**TASK DESCRIPTION**
Extract every line from the records below that contains the word "data".

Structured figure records
↓
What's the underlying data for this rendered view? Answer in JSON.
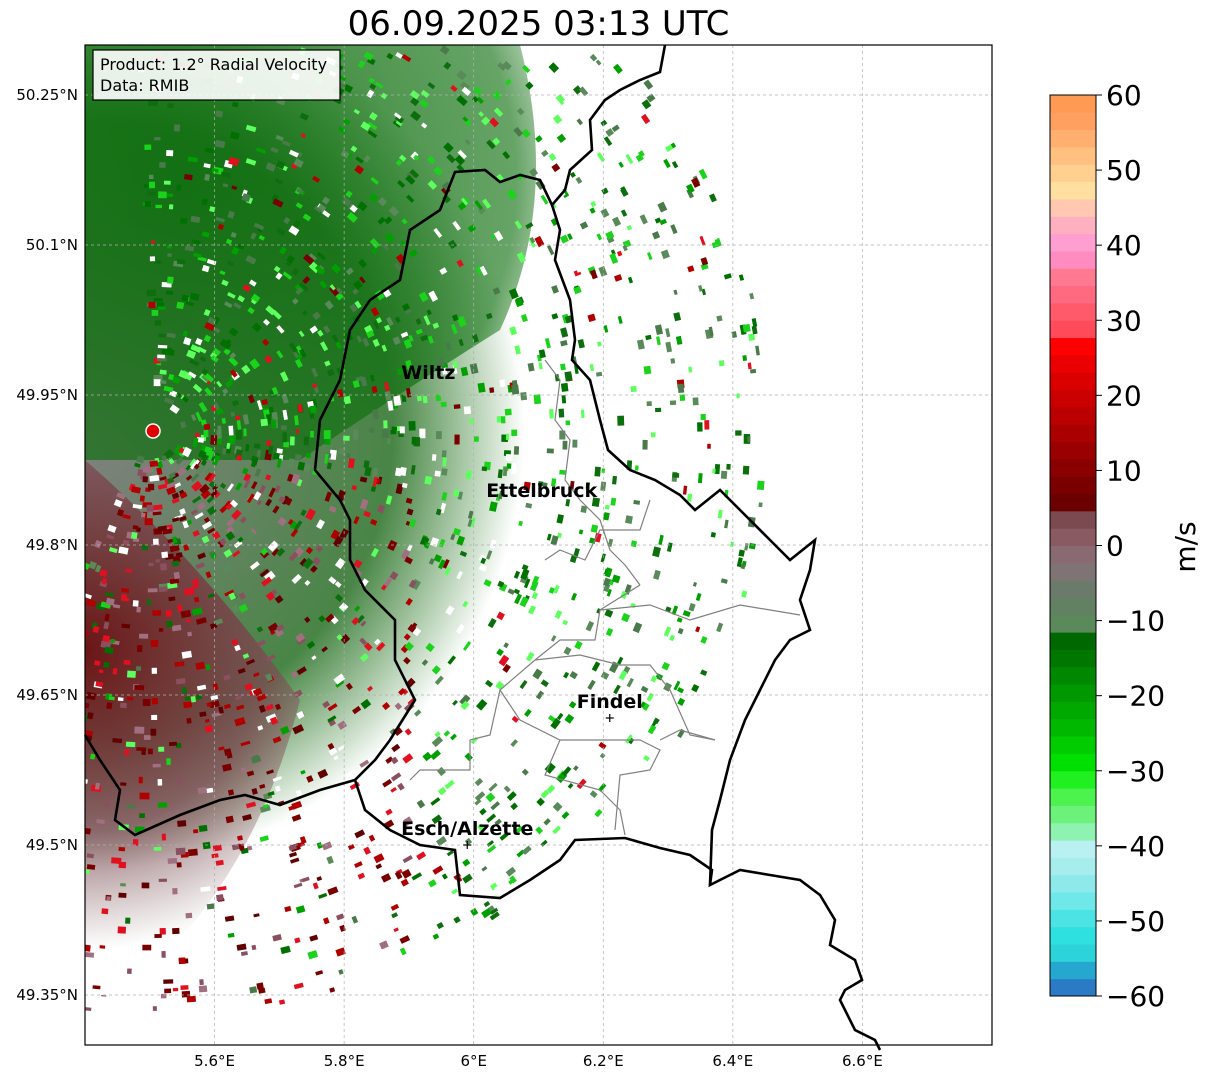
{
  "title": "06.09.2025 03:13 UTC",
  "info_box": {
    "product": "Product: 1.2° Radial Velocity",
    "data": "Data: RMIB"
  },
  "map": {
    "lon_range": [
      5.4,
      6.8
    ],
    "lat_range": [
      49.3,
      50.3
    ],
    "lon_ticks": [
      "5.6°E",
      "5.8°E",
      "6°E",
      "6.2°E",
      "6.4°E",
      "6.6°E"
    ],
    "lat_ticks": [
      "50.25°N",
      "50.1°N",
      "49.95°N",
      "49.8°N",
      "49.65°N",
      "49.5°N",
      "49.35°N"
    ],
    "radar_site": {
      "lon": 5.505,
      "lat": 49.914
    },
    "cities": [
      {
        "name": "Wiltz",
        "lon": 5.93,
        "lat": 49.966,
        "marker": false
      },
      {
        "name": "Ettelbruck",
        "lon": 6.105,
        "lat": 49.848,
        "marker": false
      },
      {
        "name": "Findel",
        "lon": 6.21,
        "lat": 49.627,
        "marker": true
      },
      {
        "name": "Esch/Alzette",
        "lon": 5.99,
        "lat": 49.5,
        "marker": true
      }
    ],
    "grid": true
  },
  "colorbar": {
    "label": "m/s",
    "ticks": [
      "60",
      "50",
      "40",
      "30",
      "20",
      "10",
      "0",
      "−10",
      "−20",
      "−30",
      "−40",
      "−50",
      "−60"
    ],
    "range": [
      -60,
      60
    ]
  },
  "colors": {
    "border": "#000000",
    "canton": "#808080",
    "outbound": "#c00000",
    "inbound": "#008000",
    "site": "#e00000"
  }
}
↑
**SOLVED PROBLEM**
What's the underlying data for this rendered view? Answer in JSON.
    "data": "Data: RMIB"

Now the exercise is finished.